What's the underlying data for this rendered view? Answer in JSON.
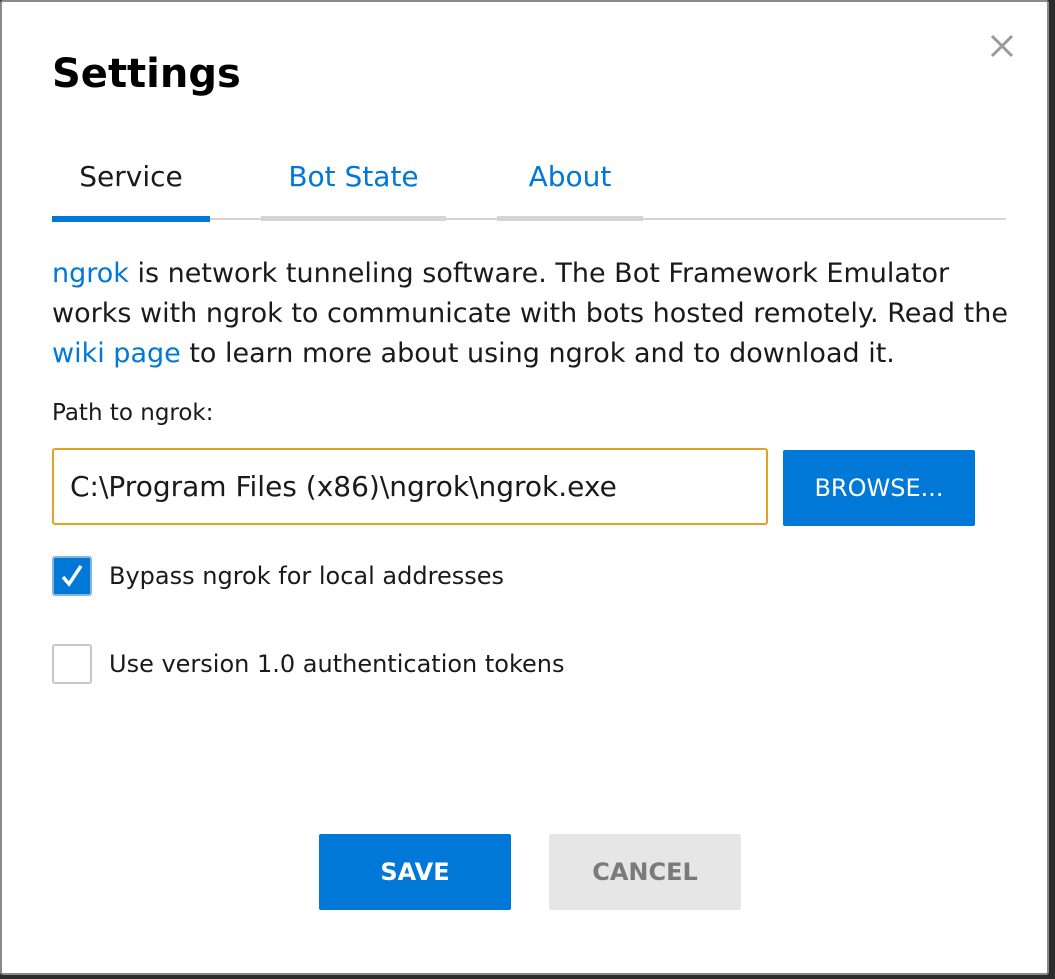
{
  "dialog": {
    "title": "Settings",
    "close_icon": "close-icon"
  },
  "tabs": [
    {
      "label": "Service",
      "active": true
    },
    {
      "label": "Bot State",
      "active": false
    },
    {
      "label": "About",
      "active": false
    }
  ],
  "service": {
    "description": {
      "link_ngrok": "ngrok",
      "text_1": " is network tunneling software. The Bot Framework Emulator works with ngrok to communicate with bots hosted remotely. Read the ",
      "link_wiki": "wiki page",
      "text_2": " to learn more about using ngrok and to download it."
    },
    "path_label": "Path to ngrok:",
    "path_value": "C:\\Program Files (x86)\\ngrok\\ngrok.exe",
    "browse_label": "BROWSE...",
    "bypass": {
      "label": "Bypass ngrok for local addresses",
      "checked": true
    },
    "use_v1": {
      "label": "Use version 1.0 authentication tokens",
      "checked": false
    }
  },
  "buttons": {
    "save": "SAVE",
    "cancel": "CANCEL"
  },
  "colors": {
    "accent": "#0078d7",
    "input_focus_border": "#e3a02b",
    "cancel_bg": "#e6e6e6"
  }
}
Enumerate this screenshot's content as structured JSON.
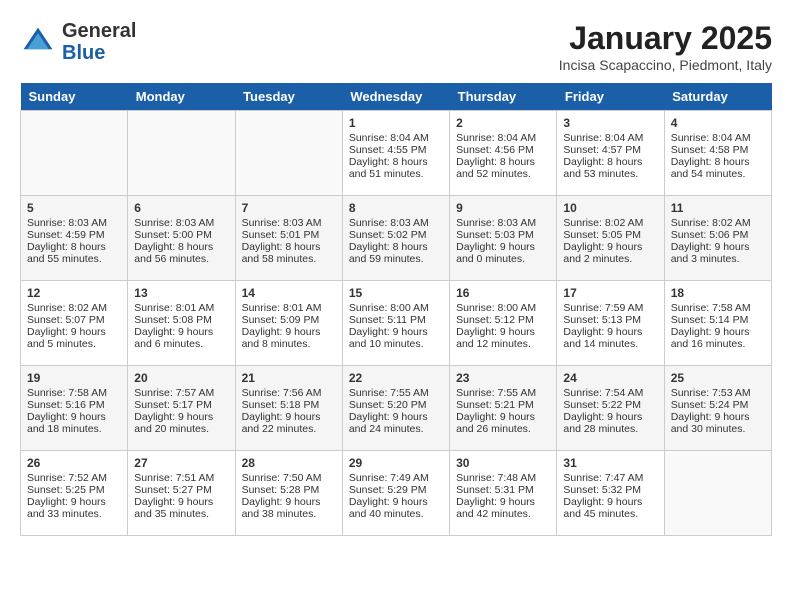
{
  "header": {
    "logo_general": "General",
    "logo_blue": "Blue",
    "month_title": "January 2025",
    "location": "Incisa Scapaccino, Piedmont, Italy"
  },
  "days_of_week": [
    "Sunday",
    "Monday",
    "Tuesday",
    "Wednesday",
    "Thursday",
    "Friday",
    "Saturday"
  ],
  "weeks": [
    [
      {
        "day": "",
        "info": ""
      },
      {
        "day": "",
        "info": ""
      },
      {
        "day": "",
        "info": ""
      },
      {
        "day": "1",
        "info": "Sunrise: 8:04 AM\nSunset: 4:55 PM\nDaylight: 8 hours and 51 minutes."
      },
      {
        "day": "2",
        "info": "Sunrise: 8:04 AM\nSunset: 4:56 PM\nDaylight: 8 hours and 52 minutes."
      },
      {
        "day": "3",
        "info": "Sunrise: 8:04 AM\nSunset: 4:57 PM\nDaylight: 8 hours and 53 minutes."
      },
      {
        "day": "4",
        "info": "Sunrise: 8:04 AM\nSunset: 4:58 PM\nDaylight: 8 hours and 54 minutes."
      }
    ],
    [
      {
        "day": "5",
        "info": "Sunrise: 8:03 AM\nSunset: 4:59 PM\nDaylight: 8 hours and 55 minutes."
      },
      {
        "day": "6",
        "info": "Sunrise: 8:03 AM\nSunset: 5:00 PM\nDaylight: 8 hours and 56 minutes."
      },
      {
        "day": "7",
        "info": "Sunrise: 8:03 AM\nSunset: 5:01 PM\nDaylight: 8 hours and 58 minutes."
      },
      {
        "day": "8",
        "info": "Sunrise: 8:03 AM\nSunset: 5:02 PM\nDaylight: 8 hours and 59 minutes."
      },
      {
        "day": "9",
        "info": "Sunrise: 8:03 AM\nSunset: 5:03 PM\nDaylight: 9 hours and 0 minutes."
      },
      {
        "day": "10",
        "info": "Sunrise: 8:02 AM\nSunset: 5:05 PM\nDaylight: 9 hours and 2 minutes."
      },
      {
        "day": "11",
        "info": "Sunrise: 8:02 AM\nSunset: 5:06 PM\nDaylight: 9 hours and 3 minutes."
      }
    ],
    [
      {
        "day": "12",
        "info": "Sunrise: 8:02 AM\nSunset: 5:07 PM\nDaylight: 9 hours and 5 minutes."
      },
      {
        "day": "13",
        "info": "Sunrise: 8:01 AM\nSunset: 5:08 PM\nDaylight: 9 hours and 6 minutes."
      },
      {
        "day": "14",
        "info": "Sunrise: 8:01 AM\nSunset: 5:09 PM\nDaylight: 9 hours and 8 minutes."
      },
      {
        "day": "15",
        "info": "Sunrise: 8:00 AM\nSunset: 5:11 PM\nDaylight: 9 hours and 10 minutes."
      },
      {
        "day": "16",
        "info": "Sunrise: 8:00 AM\nSunset: 5:12 PM\nDaylight: 9 hours and 12 minutes."
      },
      {
        "day": "17",
        "info": "Sunrise: 7:59 AM\nSunset: 5:13 PM\nDaylight: 9 hours and 14 minutes."
      },
      {
        "day": "18",
        "info": "Sunrise: 7:58 AM\nSunset: 5:14 PM\nDaylight: 9 hours and 16 minutes."
      }
    ],
    [
      {
        "day": "19",
        "info": "Sunrise: 7:58 AM\nSunset: 5:16 PM\nDaylight: 9 hours and 18 minutes."
      },
      {
        "day": "20",
        "info": "Sunrise: 7:57 AM\nSunset: 5:17 PM\nDaylight: 9 hours and 20 minutes."
      },
      {
        "day": "21",
        "info": "Sunrise: 7:56 AM\nSunset: 5:18 PM\nDaylight: 9 hours and 22 minutes."
      },
      {
        "day": "22",
        "info": "Sunrise: 7:55 AM\nSunset: 5:20 PM\nDaylight: 9 hours and 24 minutes."
      },
      {
        "day": "23",
        "info": "Sunrise: 7:55 AM\nSunset: 5:21 PM\nDaylight: 9 hours and 26 minutes."
      },
      {
        "day": "24",
        "info": "Sunrise: 7:54 AM\nSunset: 5:22 PM\nDaylight: 9 hours and 28 minutes."
      },
      {
        "day": "25",
        "info": "Sunrise: 7:53 AM\nSunset: 5:24 PM\nDaylight: 9 hours and 30 minutes."
      }
    ],
    [
      {
        "day": "26",
        "info": "Sunrise: 7:52 AM\nSunset: 5:25 PM\nDaylight: 9 hours and 33 minutes."
      },
      {
        "day": "27",
        "info": "Sunrise: 7:51 AM\nSunset: 5:27 PM\nDaylight: 9 hours and 35 minutes."
      },
      {
        "day": "28",
        "info": "Sunrise: 7:50 AM\nSunset: 5:28 PM\nDaylight: 9 hours and 38 minutes."
      },
      {
        "day": "29",
        "info": "Sunrise: 7:49 AM\nSunset: 5:29 PM\nDaylight: 9 hours and 40 minutes."
      },
      {
        "day": "30",
        "info": "Sunrise: 7:48 AM\nSunset: 5:31 PM\nDaylight: 9 hours and 42 minutes."
      },
      {
        "day": "31",
        "info": "Sunrise: 7:47 AM\nSunset: 5:32 PM\nDaylight: 9 hours and 45 minutes."
      },
      {
        "day": "",
        "info": ""
      }
    ]
  ]
}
···
=== TO BE DONE ===
Reproduce every record above exactly, omitting the pictures.

=== EXERCISE ANSWER ===
What's the underlying data for this rendered view? Answer in JSON.
{
  "dialog": {
    "title": "Settings",
    "close_icon": "close-icon"
  },
  "tabs": [
    {
      "label": "Service",
      "active": true
    },
    {
      "label": "Bot State",
      "active": false
    },
    {
      "label": "About",
      "active": false
    }
  ],
  "service": {
    "description": {
      "link_ngrok": "ngrok",
      "text_1": " is network tunneling software. The Bot Framework Emulator works with ngrok to communicate with bots hosted remotely. Read the ",
      "link_wiki": "wiki page",
      "text_2": " to learn more about using ngrok and to download it."
    },
    "path_label": "Path to ngrok:",
    "path_value": "C:\\Program Files (x86)\\ngrok\\ngrok.exe",
    "browse_label": "BROWSE...",
    "bypass": {
      "label": "Bypass ngrok for local addresses",
      "checked": true
    },
    "use_v1": {
      "label": "Use version 1.0 authentication tokens",
      "checked": false
    }
  },
  "buttons": {
    "save": "SAVE",
    "cancel": "CANCEL"
  },
  "colors": {
    "accent": "#0078d7",
    "input_focus_border": "#e3a02b",
    "cancel_bg": "#e6e6e6"
  }
}
Enumerate this screenshot's content as structured JSON.
{
  "header": {
    "logo_general": "General",
    "logo_blue": "Blue",
    "month_title": "January 2025",
    "location": "Incisa Scapaccino, Piedmont, Italy"
  },
  "days_of_week": [
    "Sunday",
    "Monday",
    "Tuesday",
    "Wednesday",
    "Thursday",
    "Friday",
    "Saturday"
  ],
  "weeks": [
    [
      {
        "day": "",
        "info": ""
      },
      {
        "day": "",
        "info": ""
      },
      {
        "day": "",
        "info": ""
      },
      {
        "day": "1",
        "info": "Sunrise: 8:04 AM\nSunset: 4:55 PM\nDaylight: 8 hours and 51 minutes."
      },
      {
        "day": "2",
        "info": "Sunrise: 8:04 AM\nSunset: 4:56 PM\nDaylight: 8 hours and 52 minutes."
      },
      {
        "day": "3",
        "info": "Sunrise: 8:04 AM\nSunset: 4:57 PM\nDaylight: 8 hours and 53 minutes."
      },
      {
        "day": "4",
        "info": "Sunrise: 8:04 AM\nSunset: 4:58 PM\nDaylight: 8 hours and 54 minutes."
      }
    ],
    [
      {
        "day": "5",
        "info": "Sunrise: 8:03 AM\nSunset: 4:59 PM\nDaylight: 8 hours and 55 minutes."
      },
      {
        "day": "6",
        "info": "Sunrise: 8:03 AM\nSunset: 5:00 PM\nDaylight: 8 hours and 56 minutes."
      },
      {
        "day": "7",
        "info": "Sunrise: 8:03 AM\nSunset: 5:01 PM\nDaylight: 8 hours and 58 minutes."
      },
      {
        "day": "8",
        "info": "Sunrise: 8:03 AM\nSunset: 5:02 PM\nDaylight: 8 hours and 59 minutes."
      },
      {
        "day": "9",
        "info": "Sunrise: 8:03 AM\nSunset: 5:03 PM\nDaylight: 9 hours and 0 minutes."
      },
      {
        "day": "10",
        "info": "Sunrise: 8:02 AM\nSunset: 5:05 PM\nDaylight: 9 hours and 2 minutes."
      },
      {
        "day": "11",
        "info": "Sunrise: 8:02 AM\nSunset: 5:06 PM\nDaylight: 9 hours and 3 minutes."
      }
    ],
    [
      {
        "day": "12",
        "info": "Sunrise: 8:02 AM\nSunset: 5:07 PM\nDaylight: 9 hours and 5 minutes."
      },
      {
        "day": "13",
        "info": "Sunrise: 8:01 AM\nSunset: 5:08 PM\nDaylight: 9 hours and 6 minutes."
      },
      {
        "day": "14",
        "info": "Sunrise: 8:01 AM\nSunset: 5:09 PM\nDaylight: 9 hours and 8 minutes."
      },
      {
        "day": "15",
        "info": "Sunrise: 8:00 AM\nSunset: 5:11 PM\nDaylight: 9 hours and 10 minutes."
      },
      {
        "day": "16",
        "info": "Sunrise: 8:00 AM\nSunset: 5:12 PM\nDaylight: 9 hours and 12 minutes."
      },
      {
        "day": "17",
        "info": "Sunrise: 7:59 AM\nSunset: 5:13 PM\nDaylight: 9 hours and 14 minutes."
      },
      {
        "day": "18",
        "info": "Sunrise: 7:58 AM\nSunset: 5:14 PM\nDaylight: 9 hours and 16 minutes."
      }
    ],
    [
      {
        "day": "19",
        "info": "Sunrise: 7:58 AM\nSunset: 5:16 PM\nDaylight: 9 hours and 18 minutes."
      },
      {
        "day": "20",
        "info": "Sunrise: 7:57 AM\nSunset: 5:17 PM\nDaylight: 9 hours and 20 minutes."
      },
      {
        "day": "21",
        "info": "Sunrise: 7:56 AM\nSunset: 5:18 PM\nDaylight: 9 hours and 22 minutes."
      },
      {
        "day": "22",
        "info": "Sunrise: 7:55 AM\nSunset: 5:20 PM\nDaylight: 9 hours and 24 minutes."
      },
      {
        "day": "23",
        "info": "Sunrise: 7:55 AM\nSunset: 5:21 PM\nDaylight: 9 hours and 26 minutes."
      },
      {
        "day": "24",
        "info": "Sunrise: 7:54 AM\nSunset: 5:22 PM\nDaylight: 9 hours and 28 minutes."
      },
      {
        "day": "25",
        "info": "Sunrise: 7:53 AM\nSunset: 5:24 PM\nDaylight: 9 hours and 30 minutes."
      }
    ],
    [
      {
        "day": "26",
        "info": "Sunrise: 7:52 AM\nSunset: 5:25 PM\nDaylight: 9 hours and 33 minutes."
      },
      {
        "day": "27",
        "info": "Sunrise: 7:51 AM\nSunset: 5:27 PM\nDaylight: 9 hours and 35 minutes."
      },
      {
        "day": "28",
        "info": "Sunrise: 7:50 AM\nSunset: 5:28 PM\nDaylight: 9 hours and 38 minutes."
      },
      {
        "day": "29",
        "info": "Sunrise: 7:49 AM\nSunset: 5:29 PM\nDaylight: 9 hours and 40 minutes."
      },
      {
        "day": "30",
        "info": "Sunrise: 7:48 AM\nSunset: 5:31 PM\nDaylight: 9 hours and 42 minutes."
      },
      {
        "day": "31",
        "info": "Sunrise: 7:47 AM\nSunset: 5:32 PM\nDaylight: 9 hours and 45 minutes."
      },
      {
        "day": "",
        "info": ""
      }
    ]
  ]
}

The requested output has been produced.